*Set task:* Here are some records; return them all exactly.

*Data for this task:*
>> BEGIN
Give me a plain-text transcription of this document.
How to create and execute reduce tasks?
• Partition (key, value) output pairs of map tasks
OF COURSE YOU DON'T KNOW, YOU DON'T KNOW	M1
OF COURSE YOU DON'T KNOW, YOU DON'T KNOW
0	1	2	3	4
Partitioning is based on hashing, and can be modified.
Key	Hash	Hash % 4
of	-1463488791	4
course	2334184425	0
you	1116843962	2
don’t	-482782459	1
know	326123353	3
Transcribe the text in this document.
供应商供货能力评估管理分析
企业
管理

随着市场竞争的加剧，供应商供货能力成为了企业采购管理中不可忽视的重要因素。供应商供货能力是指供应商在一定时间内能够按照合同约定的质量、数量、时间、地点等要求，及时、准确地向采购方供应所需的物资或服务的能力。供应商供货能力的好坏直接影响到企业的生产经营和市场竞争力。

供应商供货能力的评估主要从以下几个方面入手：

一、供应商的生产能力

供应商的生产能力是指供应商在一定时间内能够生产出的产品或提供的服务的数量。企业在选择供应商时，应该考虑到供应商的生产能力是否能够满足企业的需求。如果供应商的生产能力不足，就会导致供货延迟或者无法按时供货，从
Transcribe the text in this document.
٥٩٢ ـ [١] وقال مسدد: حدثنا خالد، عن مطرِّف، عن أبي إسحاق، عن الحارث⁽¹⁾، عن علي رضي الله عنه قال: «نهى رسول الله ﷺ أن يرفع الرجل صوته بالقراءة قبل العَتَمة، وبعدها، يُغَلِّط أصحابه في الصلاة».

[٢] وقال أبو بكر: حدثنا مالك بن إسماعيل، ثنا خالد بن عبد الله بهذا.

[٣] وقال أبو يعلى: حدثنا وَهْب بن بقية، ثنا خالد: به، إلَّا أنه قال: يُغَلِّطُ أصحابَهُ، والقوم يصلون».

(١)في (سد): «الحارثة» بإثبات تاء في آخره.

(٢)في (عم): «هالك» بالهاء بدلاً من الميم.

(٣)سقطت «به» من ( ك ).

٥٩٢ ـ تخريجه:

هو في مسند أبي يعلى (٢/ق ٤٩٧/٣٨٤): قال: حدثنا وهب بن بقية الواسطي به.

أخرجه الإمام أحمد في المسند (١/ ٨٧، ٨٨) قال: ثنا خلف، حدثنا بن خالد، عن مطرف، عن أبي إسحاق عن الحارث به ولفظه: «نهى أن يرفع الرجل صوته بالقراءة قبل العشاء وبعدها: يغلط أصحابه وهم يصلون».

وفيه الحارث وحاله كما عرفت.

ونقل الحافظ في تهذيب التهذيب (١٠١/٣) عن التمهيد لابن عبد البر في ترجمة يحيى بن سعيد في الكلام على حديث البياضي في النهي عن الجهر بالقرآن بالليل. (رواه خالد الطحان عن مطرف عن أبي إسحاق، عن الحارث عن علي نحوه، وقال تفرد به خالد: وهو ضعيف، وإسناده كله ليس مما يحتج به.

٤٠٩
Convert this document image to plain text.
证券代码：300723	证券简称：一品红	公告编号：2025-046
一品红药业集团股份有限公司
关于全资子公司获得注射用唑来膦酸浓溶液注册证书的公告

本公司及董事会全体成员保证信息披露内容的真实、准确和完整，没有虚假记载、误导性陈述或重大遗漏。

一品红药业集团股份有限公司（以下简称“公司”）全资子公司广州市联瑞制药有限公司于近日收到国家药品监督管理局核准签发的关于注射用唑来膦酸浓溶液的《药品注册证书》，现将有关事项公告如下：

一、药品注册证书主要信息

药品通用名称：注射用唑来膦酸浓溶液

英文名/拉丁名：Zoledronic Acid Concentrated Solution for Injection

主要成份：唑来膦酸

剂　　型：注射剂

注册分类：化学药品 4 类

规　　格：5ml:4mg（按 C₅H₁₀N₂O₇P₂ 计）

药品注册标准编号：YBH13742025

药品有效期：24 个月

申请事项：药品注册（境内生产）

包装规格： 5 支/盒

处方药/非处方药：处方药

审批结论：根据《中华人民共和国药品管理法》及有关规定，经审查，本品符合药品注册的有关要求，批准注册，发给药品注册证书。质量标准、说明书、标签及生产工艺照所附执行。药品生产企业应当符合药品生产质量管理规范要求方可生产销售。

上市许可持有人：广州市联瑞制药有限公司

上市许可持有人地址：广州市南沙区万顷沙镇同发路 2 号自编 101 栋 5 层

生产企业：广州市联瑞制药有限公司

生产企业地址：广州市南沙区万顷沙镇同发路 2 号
>> END
*Solution to the exercise:*
Give me a plain-text transcription of this document.
How to create and execute reduce tasks?
• Partition (key, value) output pairs of map tasks
OF COURSE YOU DON'T KNOW, YOU DON'T KNOW	M1
OF COURSE YOU DON'T KNOW, YOU DON'T KNOW
0	1	2	3	4
Partitioning is based on hashing, and can be modified.
Key	Hash	Hash % 4
of	-1463488791	4
course	2334184425	0
you	1116843962	2
don’t	-482782459	1
know	326123353	3
Transcribe the text in this document.
供应商供货能力评估管理分析
企业
管理

随着市场竞争的加剧，供应商供货能力成为了企业采购管理中不可忽视的重要因素。供应商供货能力是指供应商在一定时间内能够按照合同约定的质量、数量、时间、地点等要求，及时、准确地向采购方供应所需的物资或服务的能力。供应商供货能力的好坏直接影响到企业的生产经营和市场竞争力。

供应商供货能力的评估主要从以下几个方面入手：

一、供应商的生产能力

供应商的生产能力是指供应商在一定时间内能够生产出的产品或提供的服务的数量。企业在选择供应商时，应该考虑到供应商的生产能力是否能够满足企业的需求。如果供应商的生产能力不足，就会导致供货延迟或者无法按时供货，从
Transcribe the text in this document.
٥٩٢ ـ [١] وقال مسدد: حدثنا خالد، عن مطرِّف، عن أبي إسحاق، عن الحارث⁽¹⁾، عن علي رضي الله عنه قال: «نهى رسول الله ﷺ أن يرفع الرجل صوته بالقراءة قبل العَتَمة، وبعدها، يُغَلِّط أصحابه في الصلاة».

[٢] وقال أبو بكر: حدثنا مالك بن إسماعيل، ثنا خالد بن عبد الله بهذا.

[٣] وقال أبو يعلى: حدثنا وَهْب بن بقية، ثنا خالد: به، إلَّا أنه قال: يُغَلِّطُ أصحابَهُ، والقوم يصلون».

(١)في (سد): «الحارثة» بإثبات تاء في آخره.

(٢)في (عم): «هالك» بالهاء بدلاً من الميم.

(٣)سقطت «به» من ( ك ).

٥٩٢ ـ تخريجه:

هو في مسند أبي يعلى (٢/ق ٤٩٧/٣٨٤): قال: حدثنا وهب بن بقية الواسطي به.

أخرجه الإمام أحمد في المسند (١/ ٨٧، ٨٨) قال: ثنا خلف، حدثنا بن خالد، عن مطرف، عن أبي إسحاق عن الحارث به ولفظه: «نهى أن يرفع الرجل صوته بالقراءة قبل العشاء وبعدها: يغلط أصحابه وهم يصلون».

وفيه الحارث وحاله كما عرفت.

ونقل الحافظ في تهذيب التهذيب (١٠١/٣) عن التمهيد لابن عبد البر في ترجمة يحيى بن سعيد في الكلام على حديث البياضي في النهي عن الجهر بالقرآن بالليل. (رواه خالد الطحان عن مطرف عن أبي إسحاق، عن الحارث عن علي نحوه، وقال تفرد به خالد: وهو ضعيف، وإسناده كله ليس مما يحتج به.

٤٠٩
Convert this document image to plain text.
证券代码：300723	证券简称：一品红	公告编号：2025-046
一品红药业集团股份有限公司
关于全资子公司获得注射用唑来膦酸浓溶液注册证书的公告

本公司及董事会全体成员保证信息披露内容的真实、准确和完整，没有虚假记载、误导性陈述或重大遗漏。

一品红药业集团股份有限公司（以下简称“公司”）全资子公司广州市联瑞制药有限公司于近日收到国家药品监督管理局核准签发的关于注射用唑来膦酸浓溶液的《药品注册证书》，现将有关事项公告如下：

一、药品注册证书主要信息

药品通用名称：注射用唑来膦酸浓溶液

英文名/拉丁名：Zoledronic Acid Concentrated Solution for Injection

主要成份：唑来膦酸

剂　　型：注射剂

注册分类：化学药品 4 类

规　　格：5ml:4mg（按 C₅H₁₀N₂O₇P₂ 计）

药品注册标准编号：YBH13742025

药品有效期：24 个月

申请事项：药品注册（境内生产）

包装规格： 5 支/盒

处方药/非处方药：处方药

审批结论：根据《中华人民共和国药品管理法》及有关规定，经审查，本品符合药品注册的有关要求，批准注册，发给药品注册证书。质量标准、说明书、标签及生产工艺照所附执行。药品生产企业应当符合药品生产质量管理规范要求方可生产销售。

上市许可持有人：广州市联瑞制药有限公司

上市许可持有人地址：广州市南沙区万顷沙镇同发路 2 号自编 101 栋 5 层

生产企业：广州市联瑞制药有限公司

生产企业地址：广州市南沙区万顷沙镇同发路 2 号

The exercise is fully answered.